Below are some records; reproduce every one of them exactly.

== Entries supplied

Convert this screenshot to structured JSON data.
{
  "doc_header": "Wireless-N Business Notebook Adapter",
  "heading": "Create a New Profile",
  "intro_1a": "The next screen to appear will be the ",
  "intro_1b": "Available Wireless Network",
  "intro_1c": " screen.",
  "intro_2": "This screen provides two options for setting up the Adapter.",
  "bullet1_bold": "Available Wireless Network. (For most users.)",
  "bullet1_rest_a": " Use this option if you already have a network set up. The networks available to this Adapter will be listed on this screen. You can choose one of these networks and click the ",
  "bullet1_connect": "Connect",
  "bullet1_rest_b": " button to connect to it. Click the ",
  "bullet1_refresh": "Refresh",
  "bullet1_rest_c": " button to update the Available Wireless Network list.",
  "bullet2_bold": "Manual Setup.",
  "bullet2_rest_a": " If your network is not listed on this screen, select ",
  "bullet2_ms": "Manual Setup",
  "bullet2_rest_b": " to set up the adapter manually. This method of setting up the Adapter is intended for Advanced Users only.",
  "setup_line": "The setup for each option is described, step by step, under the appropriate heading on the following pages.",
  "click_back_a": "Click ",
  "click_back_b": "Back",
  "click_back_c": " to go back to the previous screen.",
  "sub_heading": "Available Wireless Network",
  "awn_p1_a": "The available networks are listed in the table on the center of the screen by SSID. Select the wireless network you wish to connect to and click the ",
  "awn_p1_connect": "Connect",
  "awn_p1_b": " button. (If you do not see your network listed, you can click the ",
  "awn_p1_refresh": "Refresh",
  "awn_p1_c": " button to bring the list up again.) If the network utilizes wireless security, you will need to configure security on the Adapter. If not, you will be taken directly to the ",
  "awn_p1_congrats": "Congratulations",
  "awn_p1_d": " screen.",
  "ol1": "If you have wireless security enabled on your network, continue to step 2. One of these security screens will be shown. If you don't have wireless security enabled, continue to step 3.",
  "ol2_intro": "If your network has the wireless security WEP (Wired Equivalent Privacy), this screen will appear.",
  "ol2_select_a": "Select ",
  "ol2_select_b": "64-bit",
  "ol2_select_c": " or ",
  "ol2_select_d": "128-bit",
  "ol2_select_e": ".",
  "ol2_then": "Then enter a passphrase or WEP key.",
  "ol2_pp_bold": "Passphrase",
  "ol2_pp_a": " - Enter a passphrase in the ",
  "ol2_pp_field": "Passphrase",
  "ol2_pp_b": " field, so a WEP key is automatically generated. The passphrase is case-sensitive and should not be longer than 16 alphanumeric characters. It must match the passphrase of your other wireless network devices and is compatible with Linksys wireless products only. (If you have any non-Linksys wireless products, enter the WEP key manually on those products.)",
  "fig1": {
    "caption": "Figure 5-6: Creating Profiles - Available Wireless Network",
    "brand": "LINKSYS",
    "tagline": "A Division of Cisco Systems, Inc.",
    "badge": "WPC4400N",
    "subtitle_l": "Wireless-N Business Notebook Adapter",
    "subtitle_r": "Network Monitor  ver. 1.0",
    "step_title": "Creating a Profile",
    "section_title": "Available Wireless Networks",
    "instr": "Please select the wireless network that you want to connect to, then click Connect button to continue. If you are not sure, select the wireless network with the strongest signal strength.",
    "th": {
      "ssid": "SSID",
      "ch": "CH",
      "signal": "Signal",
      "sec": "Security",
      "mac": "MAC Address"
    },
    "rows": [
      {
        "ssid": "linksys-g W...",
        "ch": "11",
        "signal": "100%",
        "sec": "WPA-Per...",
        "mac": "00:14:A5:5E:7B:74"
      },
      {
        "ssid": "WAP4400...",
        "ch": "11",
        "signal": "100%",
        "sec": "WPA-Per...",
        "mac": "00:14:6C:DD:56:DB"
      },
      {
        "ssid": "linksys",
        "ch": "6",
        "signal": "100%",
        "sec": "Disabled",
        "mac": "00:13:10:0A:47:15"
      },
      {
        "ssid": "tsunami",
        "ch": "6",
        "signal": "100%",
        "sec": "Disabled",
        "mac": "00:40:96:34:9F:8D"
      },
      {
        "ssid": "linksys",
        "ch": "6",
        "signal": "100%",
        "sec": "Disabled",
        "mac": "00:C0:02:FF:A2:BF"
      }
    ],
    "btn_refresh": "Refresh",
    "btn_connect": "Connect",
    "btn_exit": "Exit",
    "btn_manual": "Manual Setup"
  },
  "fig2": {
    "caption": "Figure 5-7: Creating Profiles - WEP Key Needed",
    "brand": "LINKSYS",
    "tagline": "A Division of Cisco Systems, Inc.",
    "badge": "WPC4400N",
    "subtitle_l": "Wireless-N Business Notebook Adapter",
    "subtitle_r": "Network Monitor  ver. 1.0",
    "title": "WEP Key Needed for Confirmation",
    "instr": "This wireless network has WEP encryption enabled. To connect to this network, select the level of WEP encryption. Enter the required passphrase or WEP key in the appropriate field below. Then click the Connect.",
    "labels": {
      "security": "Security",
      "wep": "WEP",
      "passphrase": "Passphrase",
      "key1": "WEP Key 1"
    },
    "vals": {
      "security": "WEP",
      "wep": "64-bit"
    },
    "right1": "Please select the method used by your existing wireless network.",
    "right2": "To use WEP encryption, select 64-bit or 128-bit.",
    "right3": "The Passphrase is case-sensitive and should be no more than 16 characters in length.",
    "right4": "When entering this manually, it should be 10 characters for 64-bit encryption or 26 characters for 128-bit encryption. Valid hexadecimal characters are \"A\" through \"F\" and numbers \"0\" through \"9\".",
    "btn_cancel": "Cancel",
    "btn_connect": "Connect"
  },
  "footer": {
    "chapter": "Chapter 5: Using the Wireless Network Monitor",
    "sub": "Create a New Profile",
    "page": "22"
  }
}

====

■ **Result of the exercise**
Convert this screenshot to structured JSON data.
{
  "doc_header": "Wireless-N Business Notebook Adapter",
  "heading": "Create a New Profile",
  "intro_1a": "The next screen to appear will be the ",
  "intro_1b": "Available Wireless Network",
  "intro_1c": " screen.",
  "intro_2": "This screen provides two options for setting up the Adapter.",
  "bullet1_bold": "Available Wireless Network. (For most users.)",
  "bullet1_rest_a": " Use this option if you already have a network set up. The networks available to this Adapter will be listed on this screen. You can choose one of these networks and click the ",
  "bullet1_connect": "Connect",
  "bullet1_rest_b": " button to connect to it. Click the ",
  "bullet1_refresh": "Refresh",
  "bullet1_rest_c": " button to update the Available Wireless Network list.",
  "bullet2_bold": "Manual Setup.",
  "bullet2_rest_a": " If your network is not listed on this screen, select ",
  "bullet2_ms": "Manual Setup",
  "bullet2_rest_b": " to set up the adapter manually. This method of setting up the Adapter is intended for Advanced Users only.",
  "setup_line": "The setup for each option is described, step by step, under the appropriate heading on the following pages.",
  "click_back_a": "Click ",
  "click_back_b": "Back",
  "click_back_c": " to go back to the previous screen.",
  "sub_heading": "Available Wireless Network",
  "awn_p1_a": "The available networks are listed in the table on the center of the screen by SSID. Select the wireless network you wish to connect to and click the ",
  "awn_p1_connect": "Connect",
  "awn_p1_b": " button. (If you do not see your network listed, you can click the ",
  "awn_p1_refresh": "Refresh",
  "awn_p1_c": " button to bring the list up again.) If the network utilizes wireless security, you will need to configure security on the Adapter. If not, you will be taken directly to the ",
  "awn_p1_congrats": "Congratulations",
  "awn_p1_d": " screen.",
  "ol1": "If you have wireless security enabled on your network, continue to step 2. One of these security screens will be shown. If you don't have wireless security enabled, continue to step 3.",
  "ol2_intro": "If your network has the wireless security WEP (Wired Equivalent Privacy), this screen will appear.",
  "ol2_select_a": "Select ",
  "ol2_select_b": "64-bit",
  "ol2_select_c": " or ",
  "ol2_select_d": "128-bit",
  "ol2_select_e": ".",
  "ol2_then": "Then enter a passphrase or WEP key.",
  "ol2_pp_bold": "Passphrase",
  "ol2_pp_a": " - Enter a passphrase in the ",
  "ol2_pp_field": "Passphrase",
  "ol2_pp_b": " field, so a WEP key is automatically generated. The passphrase is case-sensitive and should not be longer than 16 alphanumeric characters. It must match the passphrase of your other wireless network devices and is compatible with Linksys wireless products only. (If you have any non-Linksys wireless products, enter the WEP key manually on those products.)",
  "fig1": {
    "caption": "Figure 5-6: Creating Profiles - Available Wireless Network",
    "brand": "LINKSYS",
    "tagline": "A Division of Cisco Systems, Inc.",
    "badge": "WPC4400N",
    "subtitle_l": "Wireless-N Business Notebook Adapter",
    "subtitle_r": "Network Monitor  ver. 1.0",
    "step_title": "Creating a Profile",
    "section_title": "Available Wireless Networks",
    "instr": "Please select the wireless network that you want to connect to, then click Connect button to continue. If you are not sure, select the wireless network with the strongest signal strength.",
    "th": {
      "ssid": "SSID",
      "ch": "CH",
      "signal": "Signal",
      "sec": "Security",
      "mac": "MAC Address"
    },
    "rows": [
      {
        "ssid": "linksys-g W...",
        "ch": "11",
        "signal": "100%",
        "sec": "WPA-Per...",
        "mac": "00:14:A5:5E:7B:74"
      },
      {
        "ssid": "WAP4400...",
        "ch": "11",
        "signal": "100%",
        "sec": "WPA-Per...",
        "mac": "00:14:6C:DD:56:DB"
      },
      {
        "ssid": "linksys",
        "ch": "6",
        "signal": "100%",
        "sec": "Disabled",
        "mac": "00:13:10:0A:47:15"
      },
      {
        "ssid": "tsunami",
        "ch": "6",
        "signal": "100%",
        "sec": "Disabled",
        "mac": "00:40:96:34:9F:8D"
      },
      {
        "ssid": "linksys",
        "ch": "6",
        "signal": "100%",
        "sec": "Disabled",
        "mac": "00:C0:02:FF:A2:BF"
      }
    ],
    "btn_refresh": "Refresh",
    "btn_connect": "Connect",
    "btn_exit": "Exit",
    "btn_manual": "Manual Setup"
  },
  "fig2": {
    "caption": "Figure 5-7: Creating Profiles - WEP Key Needed",
    "brand": "LINKSYS",
    "tagline": "A Division of Cisco Systems, Inc.",
    "badge": "WPC4400N",
    "subtitle_l": "Wireless-N Business Notebook Adapter",
    "subtitle_r": "Network Monitor  ver. 1.0",
    "title": "WEP Key Needed for Confirmation",
    "instr": "This wireless network has WEP encryption enabled. To connect to this network, select the level of WEP encryption. Enter the required passphrase or WEP key in the appropriate field below. Then click the Connect.",
    "labels": {
      "security": "Security",
      "wep": "WEP",
      "passphrase": "Passphrase",
      "key1": "WEP Key 1"
    },
    "vals": {
      "security": "WEP",
      "wep": "64-bit"
    },
    "right1": "Please select the method used by your existing wireless network.",
    "right2": "To use WEP encryption, select 64-bit or 128-bit.",
    "right3": "The Passphrase is case-sensitive and should be no more than 16 characters in length.",
    "right4": "When entering this manually, it should be 10 characters for 64-bit encryption or 26 characters for 128-bit encryption. Valid hexadecimal characters are \"A\" through \"F\" and numbers \"0\" through \"9\".",
    "btn_cancel": "Cancel",
    "btn_connect": "Connect"
  },
  "footer": {
    "chapter": "Chapter 5: Using the Wireless Network Monitor",
    "sub": "Create a New Profile",
    "page": "22"
  }
}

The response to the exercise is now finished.